OBJECTIVE: Copy every one of the items below word for word, with no changes.

RECORDS TO USE:
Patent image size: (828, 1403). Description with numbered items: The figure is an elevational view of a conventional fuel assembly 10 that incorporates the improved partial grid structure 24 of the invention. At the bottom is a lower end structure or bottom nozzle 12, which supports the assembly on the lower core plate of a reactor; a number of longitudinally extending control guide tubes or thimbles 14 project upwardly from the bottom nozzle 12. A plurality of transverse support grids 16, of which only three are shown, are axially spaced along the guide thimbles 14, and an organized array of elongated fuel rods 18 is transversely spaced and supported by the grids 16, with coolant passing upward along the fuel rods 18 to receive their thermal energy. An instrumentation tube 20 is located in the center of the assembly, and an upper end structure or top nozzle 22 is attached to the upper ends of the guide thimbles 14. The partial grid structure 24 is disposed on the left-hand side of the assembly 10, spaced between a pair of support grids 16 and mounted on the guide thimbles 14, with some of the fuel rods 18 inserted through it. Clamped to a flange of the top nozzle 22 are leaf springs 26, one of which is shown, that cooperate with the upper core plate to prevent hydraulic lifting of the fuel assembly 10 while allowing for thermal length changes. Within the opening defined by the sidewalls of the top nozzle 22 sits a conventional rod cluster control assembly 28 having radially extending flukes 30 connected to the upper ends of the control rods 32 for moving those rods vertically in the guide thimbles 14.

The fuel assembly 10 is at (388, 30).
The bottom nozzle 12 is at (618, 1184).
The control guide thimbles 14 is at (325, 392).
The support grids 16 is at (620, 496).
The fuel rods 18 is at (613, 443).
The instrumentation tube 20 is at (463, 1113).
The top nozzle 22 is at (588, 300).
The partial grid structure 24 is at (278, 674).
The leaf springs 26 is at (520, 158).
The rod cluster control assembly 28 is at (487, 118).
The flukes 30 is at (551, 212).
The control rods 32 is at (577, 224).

EXERCISE ANSWER:
Patent image size: (828, 1403). Description with numbered items: The figure is an elevational view of a conventional fuel assembly 10 that incorporates the improved partial grid structure 24 of the invention. At the bottom is a lower end structure or bottom nozzle 12, which supports the assembly on the lower core plate of a reactor; a number of longitudinally extending control guide tubes or thimbles 14 project upwardly from the bottom nozzle 12. A plurality of transverse support grids 16, of which only three are shown, are axially spaced along the guide thimbles 14, and an organized array of elongated fuel rods 18 is transversely spaced and supported by the grids 16, with coolant passing upward along the fuel rods 18 to receive their thermal energy. An instrumentation tube 20 is located in the center of the assembly, and an upper end structure or top nozzle 22 is attached to the upper ends of the guide thimbles 14. The partial grid structure 24 is disposed on the left-hand side of the assembly 10, spaced between a pair of support grids 16 and mounted on the guide thimbles 14, with some of the fuel rods 18 inserted through it. Clamped to a flange of the top nozzle 22 are leaf springs 26, one of which is shown, that cooperate with the upper core plate to prevent hydraulic lifting of the fuel assembly 10 while allowing for thermal length changes. Within the opening defined by the sidewalls of the top nozzle 22 sits a conventional rod cluster control assembly 28 having radially extending flukes 30 connected to the upper ends of the control rods 32 for moving those rods vertically in the guide thimbles 14.

The fuel assembly 10 is at (388, 30).
The bottom nozzle 12 is at (618, 1184).
The control guide thimbles 14 is at (325, 392).
The support grids 16 is at (620, 496).
The fuel rods 18 is at (613, 443).
The instrumentation tube 20 is at (463, 1113).
The top nozzle 22 is at (588, 300).
The partial grid structure 24 is at (278, 674).
The leaf springs 26 is at (520, 158).
The rod cluster control assembly 28 is at (487, 118).
The flukes 30 is at (551, 212).
The control rods 32 is at (577, 224).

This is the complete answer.